▶ **Problem details**
Return the entire thread about Postfix deleting its CA certificates file, reproduced word for word.

Selected passage START

Open Wasca opened 3 years ago
I'm not sure if this is correct way to fix this but I just added this line before the closing fi
in /usr/lib/postfix/configure-instance.sh
cp /etc/ssl/certs/ca-certificates.crt /var/spool/postfix/etc/ssl/certs/ca-certificates.crt
Each time postfix is started or restarted the certificate is now copied into the correct location.
I need to find a way to execute this copy command in the postfix startup script, I tried but it never worked when I entered it in there.
The more "correct" patch is that in configure-instance.sh, change where you see -name '.pem' to -name '.pem' -or -name '*.crt'
FWIW, on my Ubuntu 20.04 machine, I have found that the certificates file is not deleted when I restart postfix. From some of the above comments, I infer that this only happens with postfix-multi
installations; can anyone confirm or deny this?
In PR #25 I add support for automatically updating the certificates for the default single-instance case. A multi-instance user might be interested in extending this, taking into account the deletion of the certificates on restart, if that still occurs.
I had the same issue with Postfix recreating the chroot and wiping ca-certificates.crt
every time it (re)starts on Debian/Ubuntu. Found a workaround by tweaking the Postfix service to run update-ca-certificates
before it (re)starts:
sudo systemctl edit postfix.service
[Service]
ExecStartPre=/usr/sbin/update-ca-certificates
sudo systemctl daemon-reload
and sudo systemctl restart postfix
.Of course you'd need the /etc/ca-certificates/update.d/postfix-sasl-xoauth2-update-ca-certs
installed.
This fixed it for me, hope it helps! Anyone know how this might be included in the Debian/Ubuntu package?
To get it into Debian/Ubuntu, file a Debian bug with as much help for the package maintainer to fix it as possible.
I've found that Postfix is deleting /var/spool/postfix/etc/ssl/certs/ca-certificates.crt when you restart the Postfix service using the command...
service postfix restart
When the file is missing from that location you the token does not get refreshed and you can no longer send email you get this error.
status=deferred (SASL authentication failed; cannot authenticate to server smtp.gmail.com[108.177.97.108]: bad protocol / cancel)
It appears to be this script getting called (/usr/lib/postfix/configure-instance.sh) during the restart script that causes all the trouble.
Is this something that is meant to happen?

Selected passage END
Data supplied START

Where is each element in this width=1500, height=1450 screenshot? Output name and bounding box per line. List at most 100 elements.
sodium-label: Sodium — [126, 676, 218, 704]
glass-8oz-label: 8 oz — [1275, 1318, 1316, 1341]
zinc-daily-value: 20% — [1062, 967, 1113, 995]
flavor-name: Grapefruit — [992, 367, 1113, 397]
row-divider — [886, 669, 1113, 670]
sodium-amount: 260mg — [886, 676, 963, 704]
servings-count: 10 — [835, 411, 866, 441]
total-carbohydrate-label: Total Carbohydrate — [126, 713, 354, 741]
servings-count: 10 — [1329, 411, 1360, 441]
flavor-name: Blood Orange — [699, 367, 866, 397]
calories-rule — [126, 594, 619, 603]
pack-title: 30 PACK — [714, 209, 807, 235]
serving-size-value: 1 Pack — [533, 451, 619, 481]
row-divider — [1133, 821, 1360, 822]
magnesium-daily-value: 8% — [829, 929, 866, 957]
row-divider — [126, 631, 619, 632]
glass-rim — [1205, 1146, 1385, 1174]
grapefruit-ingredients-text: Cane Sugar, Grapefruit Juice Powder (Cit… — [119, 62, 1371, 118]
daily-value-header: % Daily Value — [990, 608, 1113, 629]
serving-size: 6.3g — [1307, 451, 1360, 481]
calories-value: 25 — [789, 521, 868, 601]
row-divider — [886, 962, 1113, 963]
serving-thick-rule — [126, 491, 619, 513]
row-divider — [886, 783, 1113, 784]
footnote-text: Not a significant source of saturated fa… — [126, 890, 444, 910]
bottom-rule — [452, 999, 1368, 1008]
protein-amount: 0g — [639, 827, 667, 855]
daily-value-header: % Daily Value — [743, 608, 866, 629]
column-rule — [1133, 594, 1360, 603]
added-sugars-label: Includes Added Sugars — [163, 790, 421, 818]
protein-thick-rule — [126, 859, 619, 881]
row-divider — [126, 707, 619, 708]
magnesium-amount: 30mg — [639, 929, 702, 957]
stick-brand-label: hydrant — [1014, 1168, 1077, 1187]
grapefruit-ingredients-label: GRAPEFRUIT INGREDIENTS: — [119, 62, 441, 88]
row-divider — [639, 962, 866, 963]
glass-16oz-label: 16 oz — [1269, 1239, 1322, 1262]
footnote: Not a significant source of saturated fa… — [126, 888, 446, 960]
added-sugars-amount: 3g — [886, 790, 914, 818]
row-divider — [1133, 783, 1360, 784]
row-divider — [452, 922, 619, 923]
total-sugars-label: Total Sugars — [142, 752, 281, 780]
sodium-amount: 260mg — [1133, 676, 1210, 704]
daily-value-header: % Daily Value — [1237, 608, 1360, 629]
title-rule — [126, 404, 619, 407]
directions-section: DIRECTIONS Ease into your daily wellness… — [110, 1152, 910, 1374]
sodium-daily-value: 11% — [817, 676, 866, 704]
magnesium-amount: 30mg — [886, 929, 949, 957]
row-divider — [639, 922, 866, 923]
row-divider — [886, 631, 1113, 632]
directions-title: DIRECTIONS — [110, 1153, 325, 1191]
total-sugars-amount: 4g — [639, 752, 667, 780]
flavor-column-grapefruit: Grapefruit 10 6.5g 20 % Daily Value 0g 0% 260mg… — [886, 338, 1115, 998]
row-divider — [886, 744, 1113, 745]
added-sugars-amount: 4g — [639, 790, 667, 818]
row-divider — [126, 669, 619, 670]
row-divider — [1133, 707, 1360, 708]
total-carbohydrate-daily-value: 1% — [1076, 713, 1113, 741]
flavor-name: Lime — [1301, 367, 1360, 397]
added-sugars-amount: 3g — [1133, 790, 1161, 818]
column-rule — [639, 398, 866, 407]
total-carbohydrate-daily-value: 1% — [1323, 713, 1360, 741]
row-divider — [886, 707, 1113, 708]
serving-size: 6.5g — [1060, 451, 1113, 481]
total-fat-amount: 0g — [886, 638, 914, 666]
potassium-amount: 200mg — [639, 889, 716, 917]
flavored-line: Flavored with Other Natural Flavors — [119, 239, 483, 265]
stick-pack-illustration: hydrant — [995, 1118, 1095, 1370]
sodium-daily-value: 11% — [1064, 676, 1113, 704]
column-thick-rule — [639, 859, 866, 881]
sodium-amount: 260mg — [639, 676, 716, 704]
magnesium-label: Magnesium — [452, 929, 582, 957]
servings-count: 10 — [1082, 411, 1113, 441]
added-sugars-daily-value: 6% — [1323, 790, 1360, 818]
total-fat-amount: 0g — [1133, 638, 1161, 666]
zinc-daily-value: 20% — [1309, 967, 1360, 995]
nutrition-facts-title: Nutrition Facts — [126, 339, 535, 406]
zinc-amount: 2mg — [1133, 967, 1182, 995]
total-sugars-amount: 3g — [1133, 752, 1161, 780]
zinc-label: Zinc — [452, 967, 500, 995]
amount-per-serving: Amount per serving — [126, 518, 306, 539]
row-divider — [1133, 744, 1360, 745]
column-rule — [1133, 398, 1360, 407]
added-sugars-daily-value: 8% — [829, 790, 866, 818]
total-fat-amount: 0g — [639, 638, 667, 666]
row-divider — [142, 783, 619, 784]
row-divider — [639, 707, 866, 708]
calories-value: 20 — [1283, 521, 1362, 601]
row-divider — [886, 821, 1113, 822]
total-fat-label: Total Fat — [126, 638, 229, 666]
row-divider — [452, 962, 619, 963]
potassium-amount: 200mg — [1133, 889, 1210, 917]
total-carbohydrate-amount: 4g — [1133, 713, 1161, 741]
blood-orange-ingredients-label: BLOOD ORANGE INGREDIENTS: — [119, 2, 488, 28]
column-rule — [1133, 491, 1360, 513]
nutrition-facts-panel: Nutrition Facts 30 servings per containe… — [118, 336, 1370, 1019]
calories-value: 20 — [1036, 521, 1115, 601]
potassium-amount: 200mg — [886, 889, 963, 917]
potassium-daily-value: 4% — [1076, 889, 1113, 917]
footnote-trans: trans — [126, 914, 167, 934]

Data supplied END

▶ **Answer for this exercise**
Open Wasca opened 3 years ago
I'm not sure if this is correct way to fix this but I just added this line before the closing fi
in /usr/lib/postfix/configure-instance.sh
cp /etc/ssl/certs/ca-certificates.crt /var/spool/postfix/etc/ssl/certs/ca-certificates.crt
Each time postfix is started or restarted the certificate is now copied into the correct location.
I need to find a way to execute this copy command in the postfix startup script, I tried but it never worked when I entered it in there.
The more "correct" patch is that in configure-instance.sh, change where you see -name '.pem' to -name '.pem' -or -name '*.crt'
FWIW, on my Ubuntu 20.04 machine, I have found that the certificates file is not deleted when I restart postfix. From some of the above comments, I infer that this only happens with postfix-multi
installations; can anyone confirm or deny this?
In PR #25 I add support for automatically updating the certificates for the default single-instance case. A multi-instance user might be interested in extending this, taking into account the deletion of the certificates on restart, if that still occurs.
I had the same issue with Postfix recreating the chroot and wiping ca-certificates.crt
every time it (re)starts on Debian/Ubuntu. Found a workaround by tweaking the Postfix service to run update-ca-certificates
before it (re)starts:
sudo systemctl edit postfix.service
[Service]
ExecStartPre=/usr/sbin/update-ca-certificates
sudo systemctl daemon-reload
and sudo systemctl restart postfix
.Of course you'd need the /etc/ca-certificates/update.d/postfix-sasl-xoauth2-update-ca-certs
installed.
This fixed it for me, hope it helps! Anyone know how this might be included in the Debian/Ubuntu package?
To get it into Debian/Ubuntu, file a Debian bug with as much help for the package maintainer to fix it as possible.
I've found that Postfix is deleting /var/spool/postfix/etc/ssl/certs/ca-certificates.crt when you restart the Postfix service using the command...
service postfix restart
When the file is missing from that location you the token does not get refreshed and you can no longer send email you get this error.
status=deferred (SASL authentication failed; cannot authenticate to server smtp.gmail.com[108.177.97.108]: bad protocol / cancel)
It appears to be this script getting called (/usr/lib/postfix/configure-instance.sh) during the restart script that causes all the trouble.
Is this something that is meant to happen?